* [WHAT IS EXPECTED]: Lines that hold the word "title" should be located and copied.

* [RECORDS SUPPLIED]:
········

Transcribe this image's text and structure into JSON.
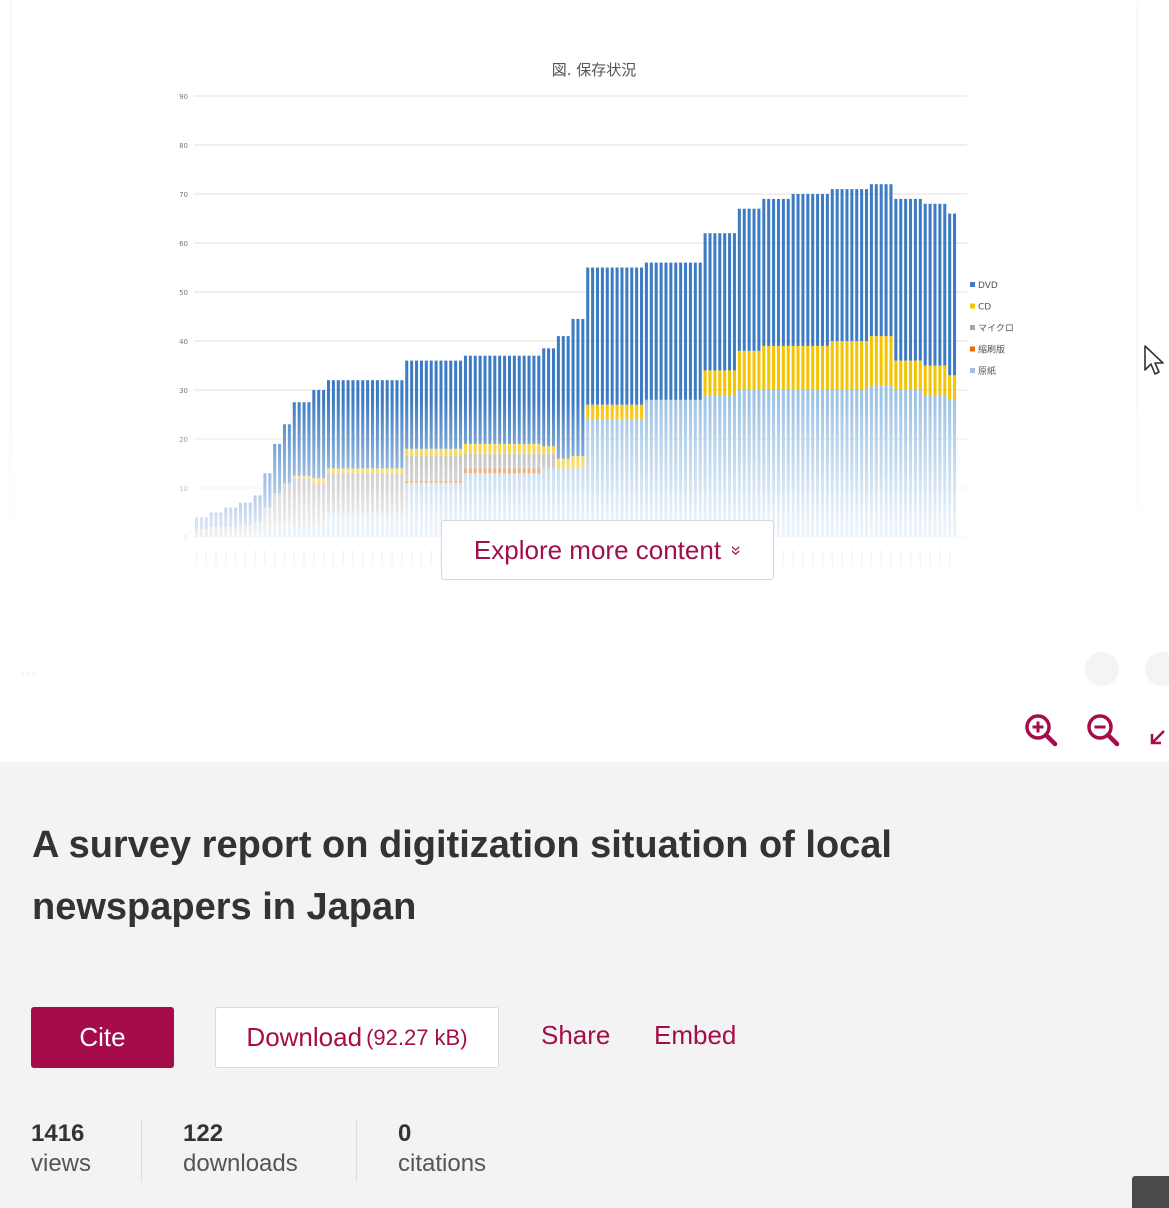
{
  "chart_data": {
    "type": "bar",
    "stacked": true,
    "title": "図. 保存状況",
    "xlabel": "",
    "ylabel": "",
    "ylim": [
      0,
      90
    ],
    "yticks": [
      0,
      10,
      20,
      30,
      40,
      50,
      60,
      70,
      80,
      90
    ],
    "grid": true,
    "legend_position": "right",
    "series": [
      {
        "name": "DVD",
        "color": "#3d7cc4"
      },
      {
        "name": "CD",
        "color": "#f5c400"
      },
      {
        "name": "マイクロ",
        "color": "#a6a6a6"
      },
      {
        "name": "縮刷版",
        "color": "#e46c0a"
      },
      {
        "name": "原紙",
        "color": "#9dc3e6"
      }
    ],
    "segments": [
      {
        "count": 3,
        "values": [
          2.5,
          0,
          1.5,
          0,
          0
        ]
      },
      {
        "count": 3,
        "values": [
          3,
          0,
          1.5,
          0,
          0.5
        ]
      },
      {
        "count": 3,
        "values": [
          4,
          0,
          1.5,
          0,
          0.5
        ]
      },
      {
        "count": 3,
        "values": [
          4.5,
          0,
          1.5,
          0,
          1
        ]
      },
      {
        "count": 2,
        "values": [
          5.5,
          0,
          2,
          0,
          1
        ]
      },
      {
        "count": 2,
        "values": [
          7,
          0,
          4,
          0,
          2
        ]
      },
      {
        "count": 2,
        "values": [
          10,
          0,
          6,
          0,
          3
        ]
      },
      {
        "count": 2,
        "values": [
          12,
          0,
          8,
          0,
          3
        ]
      },
      {
        "count": 4,
        "values": [
          15,
          0.5,
          10,
          0,
          2
        ]
      },
      {
        "count": 3,
        "values": [
          18,
          1,
          8,
          0,
          3
        ]
      },
      {
        "count": 16,
        "values": [
          18,
          1,
          8,
          0,
          5
        ]
      },
      {
        "count": 12,
        "values": [
          18,
          1.5,
          5,
          0.5,
          11
        ]
      },
      {
        "count": 16,
        "values": [
          18,
          2,
          3,
          1,
          13
        ]
      },
      {
        "count": 3,
        "values": [
          20,
          1.5,
          3,
          0,
          14
        ]
      },
      {
        "count": 3,
        "values": [
          25,
          2,
          0,
          0,
          14
        ]
      },
      {
        "count": 3,
        "values": [
          28,
          2.5,
          0,
          0,
          14
        ]
      },
      {
        "count": 12,
        "values": [
          28,
          3,
          0,
          0,
          24
        ]
      },
      {
        "count": 8,
        "values": [
          28,
          0,
          0,
          0,
          28
        ]
      },
      {
        "count": 4,
        "values": [
          28,
          0,
          0,
          0,
          28
        ]
      },
      {
        "count": 7,
        "values": [
          28,
          5,
          0,
          0,
          29
        ]
      },
      {
        "count": 5,
        "values": [
          29,
          8,
          0,
          0,
          30
        ]
      },
      {
        "count": 6,
        "values": [
          30,
          9,
          0,
          0,
          30
        ]
      },
      {
        "count": 8,
        "values": [
          31,
          9,
          0,
          0,
          30
        ]
      },
      {
        "count": 8,
        "values": [
          31,
          10,
          0,
          0,
          30
        ]
      },
      {
        "count": 5,
        "values": [
          31,
          10,
          0,
          0,
          31
        ]
      },
      {
        "count": 6,
        "values": [
          33,
          6,
          0,
          0,
          30
        ]
      },
      {
        "count": 5,
        "values": [
          33,
          6,
          0,
          0,
          29
        ]
      },
      {
        "count": 2,
        "values": [
          33,
          5,
          0,
          0,
          28
        ]
      }
    ]
  },
  "explore": {
    "label": "Explore more content",
    "chevron": "»"
  },
  "icons": {
    "zoom_in": "zoom-in-icon",
    "zoom_out": "zoom-out-icon",
    "expand": "expand-icon",
    "cursor": "cursor-arrow-icon",
    "chevron": "chevron-down-icon"
  },
  "colors": {
    "brand": "#a50d4a",
    "info_bg": "#f3f3f3"
  },
  "item": {
    "title": "A survey report on digitization situation of local newspapers in Japan",
    "cite_label": "Cite",
    "download_label": "Download",
    "download_size": "(92.27 kB)",
    "share_label": "Share",
    "embed_label": "Embed"
  },
  "stats": {
    "views": {
      "value": "1416",
      "label": "views"
    },
    "downloads": {
      "value": "122",
      "label": "downloads"
    },
    "citations": {
      "value": "0",
      "label": "citations"
    }
  }
}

········

* [COMPLETED EXERCISE]:
    "title": "図. 保存状況",
    "title": "A survey report on digitization situation of local newspapers in Japan",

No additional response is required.